Can you transcribe every line exactly and leave the pictures behind?

* Start The input *

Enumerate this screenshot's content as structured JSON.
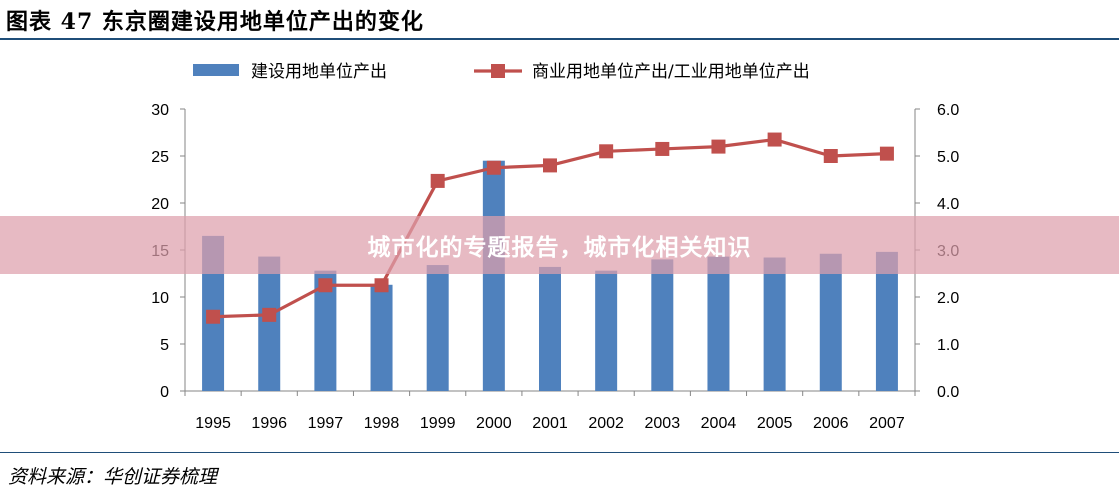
{
  "figure": {
    "title": "图表 47 东京圈建设用地单位产出的变化",
    "source": "资料来源：华创证券梳理"
  },
  "overlay": {
    "banner_text": "城市化的专题报告，城市化相关知识"
  },
  "chart_data": {
    "type": "bar",
    "categories": [
      "1995",
      "1996",
      "1997",
      "1998",
      "1999",
      "2000",
      "2001",
      "2002",
      "2003",
      "2004",
      "2005",
      "2006",
      "2007"
    ],
    "series": [
      {
        "name": "建设用地单位产出",
        "type": "bar",
        "axis": "left",
        "color": "#4f81bd",
        "values": [
          16.5,
          14.3,
          12.8,
          11.3,
          13.4,
          24.5,
          13.2,
          12.8,
          14.0,
          14.3,
          14.2,
          14.6,
          14.8
        ]
      },
      {
        "name": "商业用地单位产出/工业用地单位产出",
        "type": "line",
        "axis": "right",
        "color": "#c0504d",
        "values": [
          1.58,
          1.62,
          2.25,
          2.25,
          4.47,
          4.75,
          4.8,
          5.1,
          5.15,
          5.2,
          5.35,
          5.0,
          5.05
        ]
      }
    ],
    "y_left": {
      "ylim": [
        0,
        30
      ],
      "ticks": [
        "0",
        "5",
        "10",
        "15",
        "20",
        "25",
        "30"
      ]
    },
    "y_right": {
      "ylim": [
        0,
        6
      ],
      "ticks": [
        "0.0",
        "1.0",
        "2.0",
        "3.0",
        "4.0",
        "5.0",
        "6.0"
      ]
    },
    "grid": false,
    "legend_position": "top"
  }
}
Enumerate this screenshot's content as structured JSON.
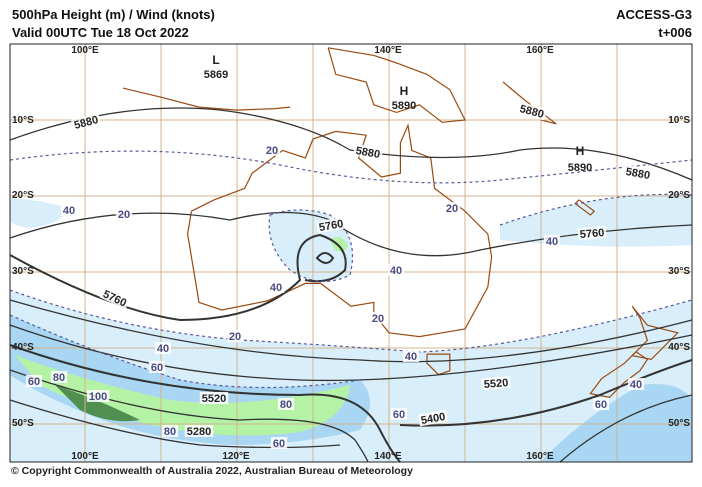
{
  "header": {
    "title": "500hPa Height (m) / Wind (knots)",
    "valid": "Valid 00UTC Tue 18 Oct 2022",
    "model": "ACCESS-G3",
    "lead": "t+006"
  },
  "map": {
    "lon_labels_top": [
      "100°E",
      "140°E",
      "160°E"
    ],
    "lon_labels_bottom": [
      "100°E",
      "120°E",
      "140°E",
      "160°E"
    ],
    "lat_labels": [
      "10°S",
      "20°S",
      "30°S",
      "40°S",
      "50°S"
    ],
    "centers": [
      {
        "symbol": "L",
        "value": 5869
      },
      {
        "symbol": "H",
        "value": 5890
      },
      {
        "symbol": "H",
        "value": 5890
      }
    ],
    "height_labels": [
      5880,
      5880,
      5880,
      5880,
      5760,
      5760,
      5760,
      5520,
      5520,
      5400,
      5280
    ],
    "wind_labels": [
      20,
      20,
      20,
      20,
      20,
      40,
      40,
      40,
      40,
      40,
      40,
      40,
      60,
      60,
      60,
      60,
      60,
      80,
      80,
      80,
      100
    ]
  },
  "footer": "© Copyright Commonwealth of Australia 2022, Australian Bureau of Meteorology"
}
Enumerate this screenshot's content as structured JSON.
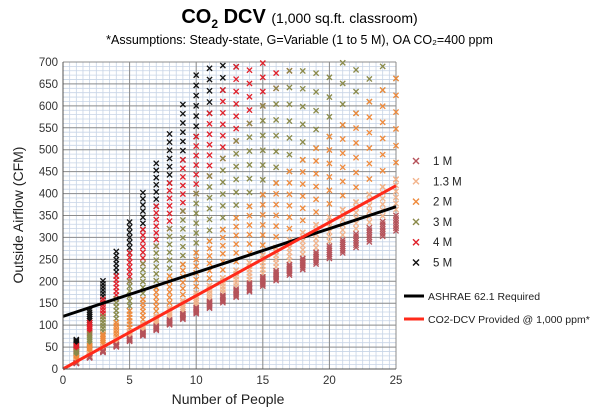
{
  "chart_data": {
    "type": "scatter",
    "title_main": "CO",
    "title_sub": "2",
    "title_main_suffix": " DCV",
    "title_note": "(1,000 sq.ft. classroom)",
    "subtitle": "*Assumptions: Steady-state, G=Variable (1 to 5 M), OA CO₂=400 ppm",
    "xlabel": "Number of People",
    "ylabel": "Outside Airflow (CFM)",
    "xlim": [
      0,
      25
    ],
    "ylim": [
      0,
      700
    ],
    "xticks": [
      0,
      5,
      10,
      15,
      20,
      25
    ],
    "yticks": [
      0,
      50,
      100,
      150,
      200,
      250,
      300,
      350,
      400,
      450,
      500,
      550,
      600,
      650,
      700
    ],
    "grid": true,
    "legend_position": "right",
    "marker_series": [
      {
        "name": "1 M",
        "color": "#b5525a",
        "slope": 14.0
      },
      {
        "name": "1.3 M",
        "color": "#f2b48c",
        "slope": 17.3
      },
      {
        "name": "2 M",
        "color": "#ef8a3c",
        "slope": 26.5
      },
      {
        "name": "3 M",
        "color": "#8a8a4a",
        "slope": 40.0
      },
      {
        "name": "4 M",
        "color": "#e0202a",
        "slope": 53.0
      },
      {
        "name": "5 M",
        "color": "#111111",
        "slope": 67.0
      }
    ],
    "line_series": [
      {
        "name": "ASHRAE 62.1 Required",
        "color": "#000000",
        "x": [
          0,
          25
        ],
        "y": [
          120,
          370
        ]
      },
      {
        "name": "CO2-DCV Provided @ 1,000 ppm*",
        "color": "#ff2a1a",
        "x": [
          0,
          25
        ],
        "y": [
          0,
          418
        ]
      }
    ]
  }
}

* End The input *

| The completed task |
Enumerate this screenshot's content as structured JSON.
{
  "figure": {
    "title": "图表 47 东京圈建设用地单位产出的变化",
    "source": "资料来源：华创证券梳理"
  },
  "overlay": {
    "banner_text": "城市化的专题报告，城市化相关知识"
  },
  "chart_data": {
    "type": "bar",
    "categories": [
      "1995",
      "1996",
      "1997",
      "1998",
      "1999",
      "2000",
      "2001",
      "2002",
      "2003",
      "2004",
      "2005",
      "2006",
      "2007"
    ],
    "series": [
      {
        "name": "建设用地单位产出",
        "type": "bar",
        "axis": "left",
        "color": "#4f81bd",
        "values": [
          16.5,
          14.3,
          12.8,
          11.3,
          13.4,
          24.5,
          13.2,
          12.8,
          14.0,
          14.3,
          14.2,
          14.6,
          14.8
        ]
      },
      {
        "name": "商业用地单位产出/工业用地单位产出",
        "type": "line",
        "axis": "right",
        "color": "#c0504d",
        "values": [
          1.58,
          1.62,
          2.25,
          2.25,
          4.47,
          4.75,
          4.8,
          5.1,
          5.15,
          5.2,
          5.35,
          5.0,
          5.05
        ]
      }
    ],
    "y_left": {
      "ylim": [
        0,
        30
      ],
      "ticks": [
        "0",
        "5",
        "10",
        "15",
        "20",
        "25",
        "30"
      ]
    },
    "y_right": {
      "ylim": [
        0,
        6
      ],
      "ticks": [
        "0.0",
        "1.0",
        "2.0",
        "3.0",
        "4.0",
        "5.0",
        "6.0"
      ]
    },
    "grid": false,
    "legend_position": "top"
  }
}
Enumerate this screenshot's content as structured JSON.
{
  "header": {
    "title": "500hPa Height (m) / Wind (knots)",
    "valid": "Valid 00UTC Tue 18 Oct 2022",
    "model": "ACCESS-G3",
    "lead": "t+006"
  },
  "map": {
    "lon_labels_top": [
      "100°E",
      "140°E",
      "160°E"
    ],
    "lon_labels_bottom": [
      "100°E",
      "120°E",
      "140°E",
      "160°E"
    ],
    "lat_labels": [
      "10°S",
      "20°S",
      "30°S",
      "40°S",
      "50°S"
    ],
    "centers": [
      {
        "symbol": "L",
        "value": 5869
      },
      {
        "symbol": "H",
        "value": 5890
      },
      {
        "symbol": "H",
        "value": 5890
      }
    ],
    "height_labels": [
      5880,
      5880,
      5880,
      5880,
      5760,
      5760,
      5760,
      5520,
      5520,
      5400,
      5280
    ],
    "wind_labels": [
      20,
      20,
      20,
      20,
      20,
      40,
      40,
      40,
      40,
      40,
      40,
      40,
      60,
      60,
      60,
      60,
      60,
      80,
      80,
      80,
      100
    ]
  },
  "footer": "© Copyright Commonwealth of Australia 2022, Australian Bureau of Meteorology"
}
Enumerate this screenshot's content as structured JSON.
{
  "chart_data": {
    "type": "scatter",
    "title_main": "CO",
    "title_sub": "2",
    "title_main_suffix": " DCV",
    "title_note": "(1,000 sq.ft. classroom)",
    "subtitle": "*Assumptions: Steady-state, G=Variable (1 to 5 M), OA CO₂=400 ppm",
    "xlabel": "Number of People",
    "ylabel": "Outside Airflow (CFM)",
    "xlim": [
      0,
      25
    ],
    "ylim": [
      0,
      700
    ],
    "xticks": [
      0,
      5,
      10,
      15,
      20,
      25
    ],
    "yticks": [
      0,
      50,
      100,
      150,
      200,
      250,
      300,
      350,
      400,
      450,
      500,
      550,
      600,
      650,
      700
    ],
    "grid": true,
    "legend_position": "right",
    "marker_series": [
      {
        "name": "1 M",
        "color": "#b5525a",
        "slope": 14.0
      },
      {
        "name": "1.3 M",
        "color": "#f2b48c",
        "slope": 17.3
      },
      {
        "name": "2 M",
        "color": "#ef8a3c",
        "slope": 26.5
      },
      {
        "name": "3 M",
        "color": "#8a8a4a",
        "slope": 40.0
      },
      {
        "name": "4 M",
        "color": "#e0202a",
        "slope": 53.0
      },
      {
        "name": "5 M",
        "color": "#111111",
        "slope": 67.0
      }
    ],
    "line_series": [
      {
        "name": "ASHRAE 62.1 Required",
        "color": "#000000",
        "x": [
          0,
          25
        ],
        "y": [
          120,
          370
        ]
      },
      {
        "name": "CO2-DCV Provided @ 1,000 ppm*",
        "color": "#ff2a1a",
        "x": [
          0,
          25
        ],
        "y": [
          0,
          418
        ]
      }
    ]
  }
}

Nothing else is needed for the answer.